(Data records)

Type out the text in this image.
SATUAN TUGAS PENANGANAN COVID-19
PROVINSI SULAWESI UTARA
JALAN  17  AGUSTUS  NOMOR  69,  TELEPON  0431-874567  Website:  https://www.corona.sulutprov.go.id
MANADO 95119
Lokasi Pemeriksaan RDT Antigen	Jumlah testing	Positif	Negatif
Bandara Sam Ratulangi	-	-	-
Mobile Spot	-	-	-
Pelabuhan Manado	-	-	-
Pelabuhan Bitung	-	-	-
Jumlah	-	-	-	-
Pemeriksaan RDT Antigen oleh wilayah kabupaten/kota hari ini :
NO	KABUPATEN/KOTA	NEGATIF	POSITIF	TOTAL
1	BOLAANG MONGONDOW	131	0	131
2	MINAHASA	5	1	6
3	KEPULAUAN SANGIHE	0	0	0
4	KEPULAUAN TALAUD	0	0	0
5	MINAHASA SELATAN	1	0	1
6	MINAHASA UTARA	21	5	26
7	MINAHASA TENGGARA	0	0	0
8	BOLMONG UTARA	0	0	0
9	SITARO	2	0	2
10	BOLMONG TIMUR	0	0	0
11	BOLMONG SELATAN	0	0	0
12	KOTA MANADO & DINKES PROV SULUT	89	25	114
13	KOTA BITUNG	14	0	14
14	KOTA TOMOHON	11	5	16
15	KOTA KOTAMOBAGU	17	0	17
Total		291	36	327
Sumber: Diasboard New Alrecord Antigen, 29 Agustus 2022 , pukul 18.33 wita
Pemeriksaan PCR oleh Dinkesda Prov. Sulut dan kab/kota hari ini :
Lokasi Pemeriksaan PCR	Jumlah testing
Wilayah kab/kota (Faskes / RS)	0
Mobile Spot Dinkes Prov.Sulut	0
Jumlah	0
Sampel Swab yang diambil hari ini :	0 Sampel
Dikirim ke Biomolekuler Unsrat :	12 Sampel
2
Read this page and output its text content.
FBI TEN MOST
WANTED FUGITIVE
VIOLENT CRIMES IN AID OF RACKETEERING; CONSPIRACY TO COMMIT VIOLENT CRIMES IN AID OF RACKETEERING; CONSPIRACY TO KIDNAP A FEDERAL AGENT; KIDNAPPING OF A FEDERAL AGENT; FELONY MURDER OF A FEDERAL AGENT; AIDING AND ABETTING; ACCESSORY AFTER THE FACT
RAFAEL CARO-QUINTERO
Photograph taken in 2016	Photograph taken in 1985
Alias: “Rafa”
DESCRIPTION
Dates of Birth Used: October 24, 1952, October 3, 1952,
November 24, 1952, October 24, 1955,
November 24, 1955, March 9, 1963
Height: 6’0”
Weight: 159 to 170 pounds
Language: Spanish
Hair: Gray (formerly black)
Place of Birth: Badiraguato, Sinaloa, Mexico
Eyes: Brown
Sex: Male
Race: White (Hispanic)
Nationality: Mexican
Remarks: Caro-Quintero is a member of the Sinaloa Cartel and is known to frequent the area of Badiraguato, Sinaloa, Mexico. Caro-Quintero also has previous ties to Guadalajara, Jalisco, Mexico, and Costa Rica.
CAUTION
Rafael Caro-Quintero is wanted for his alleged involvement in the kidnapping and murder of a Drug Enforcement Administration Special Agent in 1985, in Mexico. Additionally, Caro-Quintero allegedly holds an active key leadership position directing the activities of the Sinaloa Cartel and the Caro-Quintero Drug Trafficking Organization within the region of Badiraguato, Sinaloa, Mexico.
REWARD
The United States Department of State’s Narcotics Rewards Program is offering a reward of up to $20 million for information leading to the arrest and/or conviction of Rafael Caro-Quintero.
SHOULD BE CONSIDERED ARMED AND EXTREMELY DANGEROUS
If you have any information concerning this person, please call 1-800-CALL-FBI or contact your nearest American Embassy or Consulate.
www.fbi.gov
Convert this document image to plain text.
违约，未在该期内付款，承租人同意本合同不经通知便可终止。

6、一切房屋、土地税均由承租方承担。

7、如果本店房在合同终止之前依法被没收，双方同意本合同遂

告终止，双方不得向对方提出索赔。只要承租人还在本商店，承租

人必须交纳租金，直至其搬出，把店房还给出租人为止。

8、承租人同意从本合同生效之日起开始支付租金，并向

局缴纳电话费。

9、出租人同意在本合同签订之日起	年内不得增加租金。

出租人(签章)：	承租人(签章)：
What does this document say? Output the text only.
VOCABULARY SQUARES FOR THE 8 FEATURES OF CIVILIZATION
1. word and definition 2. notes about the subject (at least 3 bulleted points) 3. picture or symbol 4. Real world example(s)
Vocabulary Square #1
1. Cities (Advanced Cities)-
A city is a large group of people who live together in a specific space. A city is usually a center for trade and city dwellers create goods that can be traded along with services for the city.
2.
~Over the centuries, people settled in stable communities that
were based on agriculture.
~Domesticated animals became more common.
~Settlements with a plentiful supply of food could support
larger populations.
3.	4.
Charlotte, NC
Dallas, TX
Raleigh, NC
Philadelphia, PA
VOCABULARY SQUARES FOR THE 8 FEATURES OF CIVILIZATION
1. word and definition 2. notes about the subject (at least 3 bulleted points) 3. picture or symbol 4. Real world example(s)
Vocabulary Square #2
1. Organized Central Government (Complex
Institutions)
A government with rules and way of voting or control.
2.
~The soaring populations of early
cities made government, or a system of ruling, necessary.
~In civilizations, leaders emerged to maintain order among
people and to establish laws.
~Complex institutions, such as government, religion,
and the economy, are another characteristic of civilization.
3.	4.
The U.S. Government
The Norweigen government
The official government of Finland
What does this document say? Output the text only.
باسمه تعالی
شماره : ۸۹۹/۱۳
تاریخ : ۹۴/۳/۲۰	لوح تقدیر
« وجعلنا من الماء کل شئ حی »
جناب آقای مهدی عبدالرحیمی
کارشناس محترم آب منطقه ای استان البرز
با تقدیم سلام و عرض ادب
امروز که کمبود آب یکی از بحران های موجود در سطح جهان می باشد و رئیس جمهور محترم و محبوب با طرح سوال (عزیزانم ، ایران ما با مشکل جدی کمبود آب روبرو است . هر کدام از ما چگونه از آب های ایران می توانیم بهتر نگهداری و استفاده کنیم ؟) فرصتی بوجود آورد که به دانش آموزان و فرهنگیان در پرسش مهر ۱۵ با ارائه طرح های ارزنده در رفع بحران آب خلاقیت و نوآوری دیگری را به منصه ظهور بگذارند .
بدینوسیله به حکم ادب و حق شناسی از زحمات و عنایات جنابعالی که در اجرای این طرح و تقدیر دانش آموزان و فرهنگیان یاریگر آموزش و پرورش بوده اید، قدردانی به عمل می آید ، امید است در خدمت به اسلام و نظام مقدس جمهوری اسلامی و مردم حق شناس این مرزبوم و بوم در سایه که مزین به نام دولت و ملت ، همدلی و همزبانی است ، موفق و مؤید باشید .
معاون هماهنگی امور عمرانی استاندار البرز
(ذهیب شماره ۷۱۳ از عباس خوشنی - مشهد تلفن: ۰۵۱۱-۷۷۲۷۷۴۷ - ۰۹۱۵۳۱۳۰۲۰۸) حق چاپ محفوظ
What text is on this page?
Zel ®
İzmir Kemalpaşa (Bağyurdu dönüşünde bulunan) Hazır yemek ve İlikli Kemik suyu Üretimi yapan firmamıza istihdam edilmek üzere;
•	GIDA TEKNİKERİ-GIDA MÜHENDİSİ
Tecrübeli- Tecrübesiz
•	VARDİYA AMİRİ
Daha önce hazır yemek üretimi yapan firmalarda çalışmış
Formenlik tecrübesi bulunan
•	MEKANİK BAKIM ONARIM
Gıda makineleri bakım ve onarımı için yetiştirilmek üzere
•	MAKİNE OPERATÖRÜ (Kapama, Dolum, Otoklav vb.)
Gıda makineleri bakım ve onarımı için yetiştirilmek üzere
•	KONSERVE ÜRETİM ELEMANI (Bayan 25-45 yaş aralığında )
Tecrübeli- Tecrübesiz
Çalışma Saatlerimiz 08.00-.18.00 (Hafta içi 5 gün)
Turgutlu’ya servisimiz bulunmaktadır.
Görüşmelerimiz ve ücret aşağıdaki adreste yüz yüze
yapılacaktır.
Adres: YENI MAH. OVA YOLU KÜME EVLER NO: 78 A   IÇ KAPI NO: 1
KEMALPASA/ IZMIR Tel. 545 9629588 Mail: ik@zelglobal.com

_Your instructions:_
Check each line in the listing above for the string "oleh", then report how many lines contain it, with no other text.

_Answer to the exercise:_
2